[START OF Entries provided]

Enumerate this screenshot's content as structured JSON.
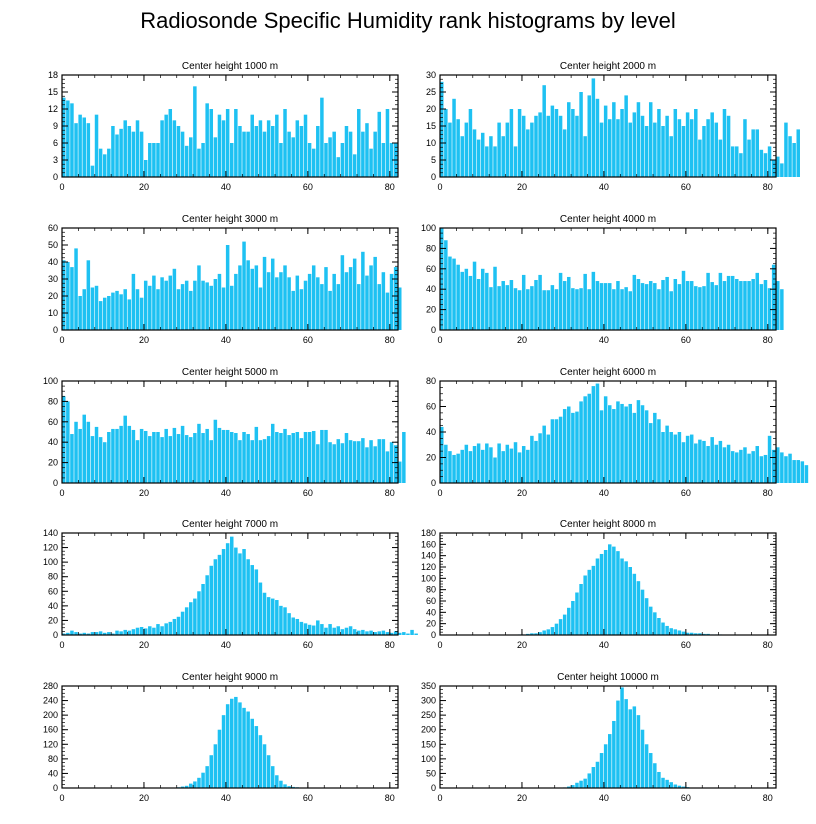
{
  "title": "Radiosonde Specific Humidity rank histograms by level",
  "bar_color": "#1ec1f2",
  "chart_data": [
    {
      "type": "bar",
      "title": "Center height 1000 m",
      "xlim": [
        0,
        82
      ],
      "ylim": [
        0,
        18
      ],
      "xticks": [
        0,
        20,
        40,
        60,
        80
      ],
      "yticks": [
        0,
        3,
        6,
        9,
        12,
        15,
        18
      ],
      "values": [
        14,
        13.5,
        13,
        9.5,
        11,
        10.5,
        9.5,
        2,
        11,
        5,
        4,
        5,
        9,
        7.5,
        8.5,
        10,
        9,
        8,
        10,
        8,
        3,
        6,
        6,
        6,
        10,
        11,
        12,
        10,
        9,
        8,
        5.5,
        7,
        16,
        5,
        6,
        13,
        12,
        7,
        11,
        10,
        12,
        6,
        12,
        9,
        8,
        8,
        11,
        9,
        10,
        8,
        10,
        9,
        11,
        6,
        12,
        8,
        7,
        10,
        9,
        11,
        6,
        5,
        9,
        14,
        6,
        7,
        8,
        3.5,
        6,
        9,
        8,
        4,
        12,
        8,
        9.5,
        5,
        8,
        11.5,
        6,
        12,
        6,
        6
      ]
    },
    {
      "type": "bar",
      "title": "Center height 2000 m",
      "xlim": [
        0,
        82
      ],
      "ylim": [
        0,
        30
      ],
      "xticks": [
        0,
        20,
        40,
        60,
        80
      ],
      "yticks": [
        0,
        5,
        10,
        15,
        20,
        25,
        30
      ],
      "values": [
        28,
        20,
        16,
        23,
        17,
        12,
        16,
        20,
        14,
        11,
        13,
        9,
        12,
        9,
        16,
        12,
        16,
        20,
        9,
        20,
        18,
        14,
        16,
        18,
        19,
        27,
        18,
        21,
        20,
        18,
        14,
        22,
        20,
        18,
        25,
        12,
        24,
        29,
        23,
        16,
        21,
        17,
        22,
        17,
        20,
        24,
        16,
        19,
        22,
        18,
        15,
        22,
        16,
        20,
        15,
        18,
        12,
        20,
        17,
        15,
        19,
        17,
        20,
        11,
        15,
        17,
        19,
        16,
        11,
        20,
        18,
        9,
        9,
        7,
        17,
        11,
        14,
        14,
        8,
        7,
        9,
        5,
        6,
        4,
        16,
        12,
        10,
        14
      ]
    },
    {
      "type": "bar",
      "title": "Center height 3000 m",
      "xlim": [
        0,
        82
      ],
      "ylim": [
        0,
        60
      ],
      "xticks": [
        0,
        20,
        40,
        60,
        80
      ],
      "yticks": [
        0,
        10,
        20,
        30,
        40,
        50,
        60
      ],
      "values": [
        41,
        40,
        37,
        48,
        20,
        24,
        41,
        25,
        26,
        17,
        19,
        20,
        22,
        23,
        21,
        24,
        18,
        33,
        24,
        19,
        29,
        26,
        32,
        24,
        31,
        29,
        32,
        36,
        24,
        27,
        29,
        23,
        29,
        38,
        29,
        28,
        26,
        30,
        33,
        25,
        50,
        26,
        33,
        38,
        52,
        41,
        36,
        38,
        25,
        43,
        34,
        42,
        31,
        34,
        38,
        31,
        23,
        32,
        24,
        29,
        33,
        38,
        31,
        27,
        37,
        23,
        33,
        27,
        44,
        34,
        37,
        42,
        27,
        46,
        32,
        38,
        43,
        27,
        34,
        22,
        33,
        37,
        25
      ]
    },
    {
      "type": "bar",
      "title": "Center height 4000 m",
      "xlim": [
        0,
        82
      ],
      "ylim": [
        0,
        100
      ],
      "xticks": [
        0,
        20,
        40,
        60,
        80
      ],
      "yticks": [
        0,
        20,
        40,
        60,
        80,
        100
      ],
      "values": [
        100,
        88,
        72,
        70,
        64,
        57,
        60,
        53,
        67,
        50,
        60,
        56,
        42,
        62,
        43,
        48,
        44,
        49,
        41,
        39,
        54,
        40,
        43,
        49,
        54,
        39,
        39,
        44,
        40,
        56,
        48,
        52,
        41,
        40,
        41,
        55,
        40,
        57,
        48,
        46,
        46,
        46,
        40,
        48,
        40,
        42,
        38,
        54,
        50,
        46,
        45,
        48,
        46,
        40,
        49,
        52,
        38,
        50,
        45,
        58,
        48,
        48,
        43,
        42,
        43,
        56,
        47,
        44,
        56,
        48,
        53,
        53,
        50,
        48,
        48,
        48,
        50,
        56,
        45,
        49,
        41,
        64,
        48,
        40
      ]
    },
    {
      "type": "bar",
      "title": "Center height 5000 m",
      "xlim": [
        0,
        82
      ],
      "ylim": [
        0,
        100
      ],
      "xticks": [
        0,
        20,
        40,
        60,
        80
      ],
      "yticks": [
        0,
        20,
        40,
        60,
        80,
        100
      ],
      "values": [
        85,
        80,
        48,
        60,
        53,
        67,
        60,
        46,
        55,
        45,
        40,
        50,
        53,
        53,
        56,
        66,
        56,
        52,
        42,
        53,
        51,
        46,
        50,
        50,
        45,
        53,
        46,
        54,
        48,
        56,
        47,
        45,
        49,
        58,
        49,
        53,
        42,
        62,
        54,
        52,
        52,
        50,
        49,
        42,
        50,
        48,
        42,
        55,
        42,
        43,
        46,
        58,
        50,
        49,
        53,
        47,
        49,
        50,
        44,
        50,
        50,
        51,
        38,
        52,
        52,
        40,
        38,
        43,
        39,
        49,
        42,
        41,
        41,
        44,
        35,
        42,
        36,
        43,
        43,
        31,
        40,
        37,
        21,
        50
      ]
    },
    {
      "type": "bar",
      "title": "Center height 6000 m",
      "xlim": [
        0,
        82
      ],
      "ylim": [
        0,
        80
      ],
      "xticks": [
        0,
        20,
        40,
        60,
        80
      ],
      "yticks": [
        0,
        20,
        40,
        60,
        80
      ],
      "values": [
        44,
        30,
        25,
        22,
        23,
        26,
        30,
        25,
        29,
        31,
        26,
        31,
        28,
        20,
        31,
        25,
        30,
        27,
        32,
        24,
        29,
        26,
        37,
        33,
        39,
        45,
        38,
        50,
        50,
        52,
        58,
        60,
        55,
        56,
        64,
        68,
        70,
        76,
        78,
        57,
        68,
        61,
        58,
        64,
        62,
        60,
        62,
        55,
        65,
        61,
        57,
        47,
        55,
        50,
        40,
        45,
        40,
        38,
        40,
        32,
        37,
        38,
        31,
        34,
        33,
        29,
        36,
        30,
        33,
        28,
        30,
        25,
        24,
        26,
        28,
        23,
        25,
        29,
        21,
        22,
        37,
        26,
        28,
        24,
        21,
        23,
        18,
        18,
        17,
        14
      ]
    },
    {
      "type": "bar",
      "title": "Center height 7000 m",
      "xlim": [
        0,
        82
      ],
      "ylim": [
        0,
        140
      ],
      "xticks": [
        0,
        20,
        40,
        60,
        80
      ],
      "yticks": [
        0,
        20,
        40,
        60,
        80,
        100,
        120,
        140
      ],
      "values": [
        2,
        3,
        6,
        4,
        2,
        3,
        2,
        4,
        4,
        5,
        3,
        4,
        2,
        6,
        5,
        7,
        6,
        8,
        10,
        11,
        9,
        12,
        10,
        15,
        12,
        16,
        18,
        22,
        25,
        32,
        38,
        45,
        50,
        60,
        70,
        82,
        95,
        104,
        110,
        118,
        126,
        135,
        120,
        112,
        118,
        104,
        96,
        90,
        72,
        58,
        52,
        50,
        48,
        40,
        38,
        30,
        24,
        22,
        18,
        16,
        14,
        13,
        20,
        15,
        10,
        15,
        10,
        12,
        8,
        10,
        12,
        8,
        6,
        7,
        5,
        6,
        4,
        5,
        6,
        4,
        3,
        5,
        3,
        4,
        2,
        7,
        2
      ]
    },
    {
      "type": "bar",
      "title": "Center height 8000 m",
      "xlim": [
        0,
        82
      ],
      "ylim": [
        0,
        180
      ],
      "xticks": [
        0,
        20,
        40,
        60,
        80
      ],
      "yticks": [
        0,
        20,
        40,
        60,
        80,
        100,
        120,
        140,
        160,
        180
      ],
      "values": [
        0,
        0,
        0,
        0,
        0,
        0,
        0,
        0,
        0,
        0,
        0,
        0,
        0,
        0,
        0,
        0,
        0,
        0,
        0,
        1,
        1,
        2,
        3,
        3,
        5,
        8,
        10,
        14,
        20,
        28,
        36,
        48,
        60,
        75,
        90,
        105,
        115,
        122,
        135,
        143,
        150,
        160,
        156,
        148,
        135,
        130,
        120,
        108,
        95,
        80,
        65,
        50,
        40,
        30,
        22,
        16,
        12,
        10,
        8,
        6,
        4,
        4,
        3,
        3,
        2,
        2,
        1,
        1,
        1,
        0,
        0,
        0,
        0,
        0,
        0,
        0,
        0,
        0,
        0,
        0,
        0,
        0
      ]
    },
    {
      "type": "bar",
      "title": "Center height 9000 m",
      "xlim": [
        0,
        82
      ],
      "ylim": [
        0,
        280
      ],
      "xticks": [
        0,
        20,
        40,
        60,
        80
      ],
      "yticks": [
        0,
        40,
        80,
        120,
        160,
        200,
        240,
        280
      ],
      "values": [
        0,
        0,
        0,
        0,
        0,
        0,
        0,
        0,
        0,
        0,
        0,
        0,
        0,
        0,
        0,
        0,
        0,
        0,
        0,
        0,
        0,
        0,
        0,
        0,
        0,
        0,
        0,
        1,
        2,
        4,
        6,
        12,
        18,
        28,
        42,
        60,
        90,
        120,
        160,
        200,
        230,
        245,
        250,
        235,
        220,
        210,
        190,
        170,
        145,
        120,
        90,
        60,
        35,
        20,
        10,
        5,
        3,
        2,
        1,
        0,
        0,
        0,
        0,
        0,
        0,
        0,
        0,
        0,
        0,
        0,
        0,
        0,
        0,
        0,
        0,
        0,
        0,
        0,
        0,
        0,
        0,
        0
      ]
    },
    {
      "type": "bar",
      "title": "Center height 10000 m",
      "xlim": [
        0,
        82
      ],
      "ylim": [
        0,
        350
      ],
      "xticks": [
        0,
        20,
        40,
        60,
        80
      ],
      "yticks": [
        0,
        50,
        100,
        150,
        200,
        250,
        300,
        350
      ],
      "values": [
        0,
        0,
        0,
        0,
        0,
        0,
        0,
        0,
        0,
        0,
        0,
        0,
        0,
        0,
        0,
        0,
        0,
        0,
        0,
        0,
        0,
        0,
        0,
        0,
        0,
        0,
        0,
        0,
        0,
        0,
        2,
        5,
        10,
        18,
        25,
        32,
        50,
        72,
        90,
        120,
        150,
        185,
        230,
        300,
        345,
        305,
        270,
        280,
        250,
        200,
        150,
        120,
        85,
        55,
        35,
        28,
        20,
        12,
        8,
        5,
        3,
        1,
        0,
        0,
        0,
        0,
        0,
        0,
        0,
        0,
        0,
        0,
        0,
        0,
        0,
        0,
        0,
        0,
        0,
        0,
        0,
        0
      ]
    }
  ]
}
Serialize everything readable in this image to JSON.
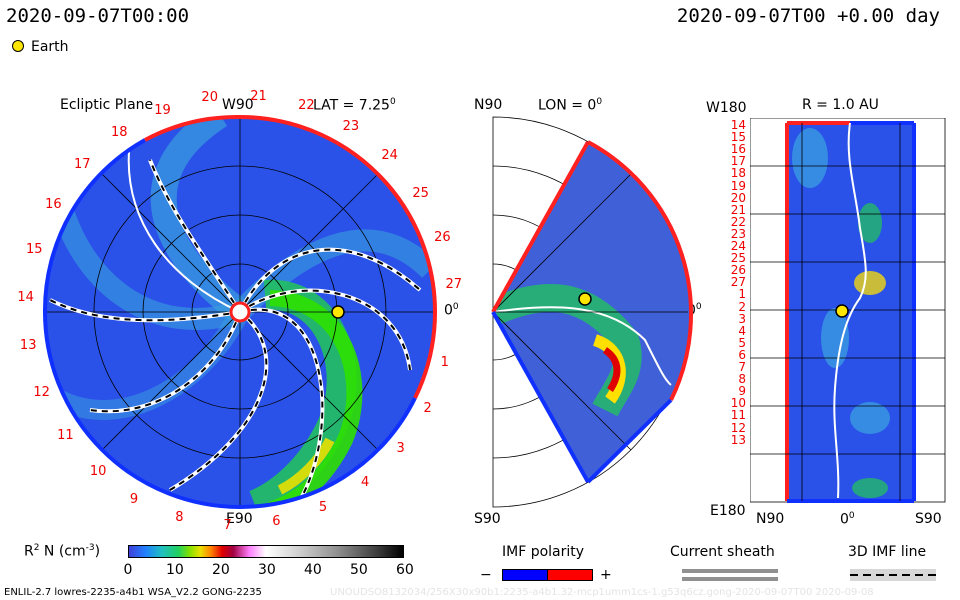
{
  "header": {
    "left_time": "2020-09-07T00:00",
    "right_time": "2020-09-07T00 +0.00 day",
    "legend_earth": "Earth",
    "earth_color": "#ffe600"
  },
  "panels": {
    "ecliptic": {
      "title": "Ecliptic Plane",
      "lat_label": "LAT = 7.25",
      "lat_sup": "0",
      "top_label": "W90",
      "bottom_label": "E90",
      "right_label": "0",
      "right_sup": "0",
      "rotations": [
        "1",
        "2",
        "3",
        "4",
        "5",
        "6",
        "7",
        "8",
        "9",
        "10",
        "11",
        "12",
        "13",
        "14",
        "15",
        "16",
        "17",
        "18",
        "19",
        "20",
        "21",
        "22",
        "23",
        "24",
        "25",
        "26",
        "27"
      ]
    },
    "meridional": {
      "top_label": "N90",
      "lon_label": "LON = 0",
      "lon_sup": "0",
      "right_label": "0",
      "right_sup": "0",
      "bottom_label": "S90"
    },
    "radial": {
      "top_left_label": "W180",
      "title": "R = 1.0 AU",
      "bottom_left_label": "E180",
      "bottom_labels": [
        "N90",
        "0",
        "S90"
      ],
      "bottom_sup": "0",
      "rows": [
        "14",
        "15",
        "16",
        "17",
        "18",
        "19",
        "20",
        "21",
        "22",
        "23",
        "24",
        "25",
        "26",
        "27",
        "1",
        "2",
        "3",
        "4",
        "5",
        "6",
        "7",
        "8",
        "9",
        "10",
        "11",
        "12",
        "13"
      ]
    }
  },
  "colorbar": {
    "label": "R",
    "label_sup": "2",
    "label_rest": " N (cm",
    "label_exp": "-3",
    "label_close": ")",
    "ticks": [
      "0",
      "10",
      "20",
      "30",
      "40",
      "50",
      "60"
    ]
  },
  "legend": {
    "imf_title": "IMF polarity",
    "imf_minus": "−",
    "imf_plus": "+",
    "imf_neg_color": "#0000ff",
    "imf_pos_color": "#ff0000",
    "sheath_title": "Current sheath",
    "imf3d_title": "3D IMF line"
  },
  "footer": {
    "model": "ENLIL-2.7 lowres-2235-a4b1 WSA_V2.2 GONG-2235",
    "watermark": "UNOUDSO8132034/256X30x90b1:2235-a4b1.32-mcp1umm1cs-1.g53q6cz.gong-2020-09-07T00 2020-09-08"
  }
}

[END OF Entries provided]

#### The request:
Say how many lines in this material hold "height", and say nothing else.

#### Exercise solution:
10